_Work instructions_:
[1] Which authors or author groups does the text on language ideologies and racial essentialism cite by name?
[2] Continue the text on language ideologies and racial essentialism from the point where it stops.

_Extract provided_:
::::::::

Collectively, these findings have important implications for multiple fields. In sociolinguistics and linguistic anthropology, our findings support arguments by Flores and Rosa [1], Martin et al. [59], and others that suggest attempts to contest oppressive language ideologies must attend to issues of racial ideology as well, because these ideologies are often deeply interconnected. While theories and methods from linguistic anthropology are used extensively in research on first language and second language education, they are more rarely invoked in science education or in STEM education more generally (with the notable exception of systemic functional linguistics, e.g., [6062]). STEM education would benefit from further application of linguistic anthropological insights on language ideologies, particularly raciolinguistic ideologies; for initial examples of this work, see Sedlacek et al. [18], Lemmi et al. [4], and Harper and Kayumova [63].

In social psychology, our findings advance researchers’ ongoing agenda to understand how essentialism is related to other psychological constructs and behaviors [64,65]. The link we have shown between racial essentialism, prescriptivist beliefs about language, and behavioral responses to language may suggest a new line of inquiry for studying racial stereotyping and prejudice, both in STEM education and beyond. For example, do teacher education programs designed to disrupt racial essentialism among biology teachers and biology students (e.g., [66,67]) indirectly lead to changes in language ideologies, as well? Could language ideologies somehow moderate or mediate processes of ideological change related to racial essentialism? Collaborative investigations of such questions, combining methods and expertise from science education and social psychology, could help psychologists understand the deeper structure of essentialist beliefs while also extending science educators’ understanding of strategies to disrupt essentialism in biology education.

In sociology, our findings suggest that beliefs about language prescriptivism may function as a previously under-researched form of color-evasive ideology, whereby oppressive beliefs about race are covertly embedded in seemingly race-neutral discourses and beliefs [68,69]. Color-evasive ideologies remain common among U.S. STEM educators at the college level [70] and evidence suggests these ideologies might impede educators’ adoption of effective, inclusive teaching practices [71]. Understanding color-evasive ideologies in greater detail—especially those that directly relate to STEM education, such as the language-exclusive ideologies measured in our study—could generate insights that might inform future efforts to implement effective, inclusive teaching practices in STEM education.

::::::::

_Given entries_:
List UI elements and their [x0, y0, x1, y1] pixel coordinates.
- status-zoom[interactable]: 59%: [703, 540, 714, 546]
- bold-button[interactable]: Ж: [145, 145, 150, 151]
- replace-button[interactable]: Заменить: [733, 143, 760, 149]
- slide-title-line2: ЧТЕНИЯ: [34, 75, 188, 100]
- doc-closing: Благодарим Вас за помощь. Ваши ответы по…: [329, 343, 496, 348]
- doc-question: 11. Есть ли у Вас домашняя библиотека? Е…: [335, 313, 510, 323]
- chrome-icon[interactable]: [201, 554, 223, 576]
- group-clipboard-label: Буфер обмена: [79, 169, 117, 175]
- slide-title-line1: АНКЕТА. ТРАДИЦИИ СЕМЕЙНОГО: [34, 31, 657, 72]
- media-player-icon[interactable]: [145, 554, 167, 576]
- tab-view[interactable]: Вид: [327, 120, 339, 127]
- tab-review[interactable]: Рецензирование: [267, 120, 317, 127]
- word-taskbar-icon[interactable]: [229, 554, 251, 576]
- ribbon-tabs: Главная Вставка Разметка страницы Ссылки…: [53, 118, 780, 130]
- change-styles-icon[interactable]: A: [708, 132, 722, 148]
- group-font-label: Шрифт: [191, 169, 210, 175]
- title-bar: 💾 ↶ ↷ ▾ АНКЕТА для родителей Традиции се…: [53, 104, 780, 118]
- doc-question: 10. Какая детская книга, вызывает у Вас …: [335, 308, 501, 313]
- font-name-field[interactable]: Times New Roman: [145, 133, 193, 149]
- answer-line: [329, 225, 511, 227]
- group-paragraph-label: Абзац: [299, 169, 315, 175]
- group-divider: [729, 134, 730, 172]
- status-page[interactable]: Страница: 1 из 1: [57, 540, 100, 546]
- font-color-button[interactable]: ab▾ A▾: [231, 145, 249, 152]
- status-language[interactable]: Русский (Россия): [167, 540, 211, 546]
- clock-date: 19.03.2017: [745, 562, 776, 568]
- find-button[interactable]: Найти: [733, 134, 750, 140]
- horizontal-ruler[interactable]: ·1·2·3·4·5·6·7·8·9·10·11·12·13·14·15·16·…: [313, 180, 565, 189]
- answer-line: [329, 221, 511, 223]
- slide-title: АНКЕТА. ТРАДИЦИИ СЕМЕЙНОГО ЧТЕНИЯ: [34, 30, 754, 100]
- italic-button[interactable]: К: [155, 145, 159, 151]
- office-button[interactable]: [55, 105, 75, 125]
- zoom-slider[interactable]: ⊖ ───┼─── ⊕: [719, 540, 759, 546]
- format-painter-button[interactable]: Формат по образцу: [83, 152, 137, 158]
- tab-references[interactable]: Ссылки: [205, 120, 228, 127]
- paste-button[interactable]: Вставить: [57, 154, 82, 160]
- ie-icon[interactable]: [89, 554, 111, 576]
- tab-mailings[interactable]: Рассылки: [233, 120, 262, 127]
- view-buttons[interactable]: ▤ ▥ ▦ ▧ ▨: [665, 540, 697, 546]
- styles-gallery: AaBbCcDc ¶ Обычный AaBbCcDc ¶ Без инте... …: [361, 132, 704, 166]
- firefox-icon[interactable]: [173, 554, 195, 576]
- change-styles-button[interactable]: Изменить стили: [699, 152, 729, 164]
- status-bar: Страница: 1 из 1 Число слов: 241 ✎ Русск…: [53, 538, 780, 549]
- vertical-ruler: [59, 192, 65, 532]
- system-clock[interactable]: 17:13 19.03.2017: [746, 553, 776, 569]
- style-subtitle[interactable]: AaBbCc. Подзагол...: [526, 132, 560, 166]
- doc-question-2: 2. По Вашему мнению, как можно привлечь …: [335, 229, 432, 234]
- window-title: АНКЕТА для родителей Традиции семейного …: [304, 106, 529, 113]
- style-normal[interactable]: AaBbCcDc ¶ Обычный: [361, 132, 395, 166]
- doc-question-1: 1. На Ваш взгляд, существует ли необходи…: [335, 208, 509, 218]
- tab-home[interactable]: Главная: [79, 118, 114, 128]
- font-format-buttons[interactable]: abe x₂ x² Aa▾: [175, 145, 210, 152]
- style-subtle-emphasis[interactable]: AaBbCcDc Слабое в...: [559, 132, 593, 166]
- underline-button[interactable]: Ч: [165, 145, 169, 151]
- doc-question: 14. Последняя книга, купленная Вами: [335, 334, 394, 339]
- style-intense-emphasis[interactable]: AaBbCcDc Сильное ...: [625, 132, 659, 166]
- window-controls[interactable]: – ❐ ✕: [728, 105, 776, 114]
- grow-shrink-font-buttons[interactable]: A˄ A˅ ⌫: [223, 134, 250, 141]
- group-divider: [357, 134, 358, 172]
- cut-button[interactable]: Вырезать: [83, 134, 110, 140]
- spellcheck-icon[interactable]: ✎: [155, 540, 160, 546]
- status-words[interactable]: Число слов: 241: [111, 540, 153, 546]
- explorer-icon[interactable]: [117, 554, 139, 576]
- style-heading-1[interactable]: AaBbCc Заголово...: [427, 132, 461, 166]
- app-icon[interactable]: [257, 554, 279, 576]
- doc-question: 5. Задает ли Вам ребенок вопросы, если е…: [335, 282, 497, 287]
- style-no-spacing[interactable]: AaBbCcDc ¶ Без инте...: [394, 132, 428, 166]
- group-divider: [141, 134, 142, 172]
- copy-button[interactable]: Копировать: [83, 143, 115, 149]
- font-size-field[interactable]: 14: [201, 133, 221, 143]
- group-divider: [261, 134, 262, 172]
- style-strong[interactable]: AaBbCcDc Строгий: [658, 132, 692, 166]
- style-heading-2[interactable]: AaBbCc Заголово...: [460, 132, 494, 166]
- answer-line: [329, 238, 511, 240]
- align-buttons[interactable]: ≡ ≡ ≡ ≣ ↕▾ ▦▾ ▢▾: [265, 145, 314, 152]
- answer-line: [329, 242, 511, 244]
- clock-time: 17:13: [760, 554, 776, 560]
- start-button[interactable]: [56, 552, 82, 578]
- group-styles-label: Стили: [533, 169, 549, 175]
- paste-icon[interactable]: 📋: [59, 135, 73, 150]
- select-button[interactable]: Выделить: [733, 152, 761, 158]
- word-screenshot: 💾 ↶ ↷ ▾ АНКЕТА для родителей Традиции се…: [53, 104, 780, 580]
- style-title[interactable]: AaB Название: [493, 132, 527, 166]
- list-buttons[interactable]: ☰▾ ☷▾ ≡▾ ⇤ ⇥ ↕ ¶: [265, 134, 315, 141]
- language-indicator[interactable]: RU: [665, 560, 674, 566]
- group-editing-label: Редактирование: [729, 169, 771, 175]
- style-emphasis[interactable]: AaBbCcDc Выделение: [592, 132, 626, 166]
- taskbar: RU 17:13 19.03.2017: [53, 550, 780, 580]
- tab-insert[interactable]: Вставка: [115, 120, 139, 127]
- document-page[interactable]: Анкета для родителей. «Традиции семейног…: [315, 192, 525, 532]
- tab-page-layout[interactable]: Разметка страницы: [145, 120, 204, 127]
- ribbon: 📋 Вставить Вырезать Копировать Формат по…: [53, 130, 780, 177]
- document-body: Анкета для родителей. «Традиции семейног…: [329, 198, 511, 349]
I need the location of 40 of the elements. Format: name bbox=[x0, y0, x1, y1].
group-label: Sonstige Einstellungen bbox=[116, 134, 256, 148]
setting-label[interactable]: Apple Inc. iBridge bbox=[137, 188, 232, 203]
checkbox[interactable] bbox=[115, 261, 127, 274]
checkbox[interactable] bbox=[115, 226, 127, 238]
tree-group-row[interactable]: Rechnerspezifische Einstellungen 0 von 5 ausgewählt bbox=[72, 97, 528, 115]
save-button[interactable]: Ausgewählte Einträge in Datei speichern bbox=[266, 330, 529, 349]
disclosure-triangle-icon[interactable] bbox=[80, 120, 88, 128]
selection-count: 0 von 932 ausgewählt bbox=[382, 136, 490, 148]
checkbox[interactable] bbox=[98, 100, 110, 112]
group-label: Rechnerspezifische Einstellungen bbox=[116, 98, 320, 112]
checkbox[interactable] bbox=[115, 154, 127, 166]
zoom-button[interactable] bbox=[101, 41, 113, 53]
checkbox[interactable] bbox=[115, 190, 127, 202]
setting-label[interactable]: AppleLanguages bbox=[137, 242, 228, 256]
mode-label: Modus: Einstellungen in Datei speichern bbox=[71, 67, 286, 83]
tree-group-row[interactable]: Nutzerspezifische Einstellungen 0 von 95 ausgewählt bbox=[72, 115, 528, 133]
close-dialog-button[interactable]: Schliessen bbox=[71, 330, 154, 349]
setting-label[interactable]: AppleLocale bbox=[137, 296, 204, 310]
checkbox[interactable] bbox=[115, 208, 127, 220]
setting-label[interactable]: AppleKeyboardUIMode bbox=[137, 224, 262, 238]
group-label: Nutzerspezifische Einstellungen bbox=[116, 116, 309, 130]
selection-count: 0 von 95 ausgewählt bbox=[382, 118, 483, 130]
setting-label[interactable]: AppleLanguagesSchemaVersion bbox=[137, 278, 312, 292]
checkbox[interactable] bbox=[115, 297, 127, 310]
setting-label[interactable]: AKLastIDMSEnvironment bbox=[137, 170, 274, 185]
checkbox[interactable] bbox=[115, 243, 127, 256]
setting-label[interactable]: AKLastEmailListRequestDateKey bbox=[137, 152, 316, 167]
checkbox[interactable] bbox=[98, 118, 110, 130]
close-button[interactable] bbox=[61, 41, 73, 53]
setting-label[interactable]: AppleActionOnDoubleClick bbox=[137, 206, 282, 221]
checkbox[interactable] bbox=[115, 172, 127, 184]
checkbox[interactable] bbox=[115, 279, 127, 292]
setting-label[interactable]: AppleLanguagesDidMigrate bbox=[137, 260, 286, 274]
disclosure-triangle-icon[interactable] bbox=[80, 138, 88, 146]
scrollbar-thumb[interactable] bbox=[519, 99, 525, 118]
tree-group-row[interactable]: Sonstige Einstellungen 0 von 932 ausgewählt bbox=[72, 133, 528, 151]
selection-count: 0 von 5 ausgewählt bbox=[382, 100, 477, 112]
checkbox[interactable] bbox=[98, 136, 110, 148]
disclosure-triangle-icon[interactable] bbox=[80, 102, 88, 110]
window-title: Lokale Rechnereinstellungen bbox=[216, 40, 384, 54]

::::::::

_Answers per task_:
[1]
Flores and Rosa [1]
Martin et al. [59]
Sedlacek et al. [18]
Lemmi et al. [4]
Harper and Kayumova [63]

[2]
In STEM education, our findings suggest that language-exclusive ideology may be an impediment to effective formative assessment in science and other disciplines. Teachers of science (and perhaps other content areas as well) appear to exhibit better formative assessment practices if they also espouse more language-inclusive ideology—that is, if they value multiple varieties of language in the classroom, including African American Language. If the observed relationships between language ideology and formative assessment turn out to be causal, then promoting language-inclusive ideology in science teacher education might lead teachers to generate more extensive feedback for students and might lead them to devote additional time or effort to making well-justified inferences about student understanding. It is also possible that promoting language-inclusive ideology may lead teachers of science, mathematics, and other subjects to provide students with more substantive, content-focused feedback on their writing. In both our original study and this conceptual replication, participants with lower levels of language-exclusive ideology reported grading the mechanics and vocabulary of student writing less frequently and tended to provide lengthier feedback and lengthier inferences about student understanding compared with their more language-exclusive colleagues. Our findings echo those of earlier work suggesting that ideologies about language in general, and AAL in particular, may shape the ways that teachers select and implement effective or high quality pedagogical practices such as providing students with feedback [72].

However, one finding did fail to replicate: in our original study, more language-exclusive teachers were also more likely to critique habitual be in student writing, yet in the replication, both more- and less-language-exclusive teachers appeared to critique habitual be at comparable rates. While teachers with more language-inclusive ideologies might be expected to critique this AAL feature at lower rates, our replication data suggests otherwise. Interestingly, this pattern was not clearly attributable to the behavior of either language-exclusive or language-inclusive teachers; language-inclusive teachers critiqued habitual be at substantially higher rates in the replication than in our original study, while language-exclusive teachers critiqued habitual be at substantially lower rates in the replication than in our original study. This may indicate that our initial finding of a correlation between language-exclusive ideology and anti-AAL bias in feedback was spurious, and disappeared in the replication due to simple regression to the mean. (To be clear, we do find evidence of anti-AAL bias in both studies–in both studies, an AAL feature which is not an error is “corrected” by a substantial fraction of participants–but this bias was uncorrelated with language ideology in the replication.)

Alternatively, this failed replication may indicate that the relationship between language-exclusive ideology and biased patterns of feedback differs between a population of pre-service teachers of various subjects and a population of in-service teachers of science only, or between teachers with different amounts of teaching experience. The latter possibility is supported by the fact that language-exclusive ideology was correlated with racial essentialism in both studies; perhaps racial essentialism was associated with biased responses to AAL, but this bias is less severe among more experienced teachers. A study of gender bias in science assessment practices in E.U. countries found that such bias tended to be stronger or more common among early-career teachers rather than experienced teachers [73]. While we did not collect data on participants’ years of teaching experience in our replication, our sampling of email addresses from publicly available websites and databases was likely to preferentially include teachers with at least one and likely multiple years of experience (since these teachers have been at their current workplaces long enough to be added to school websites).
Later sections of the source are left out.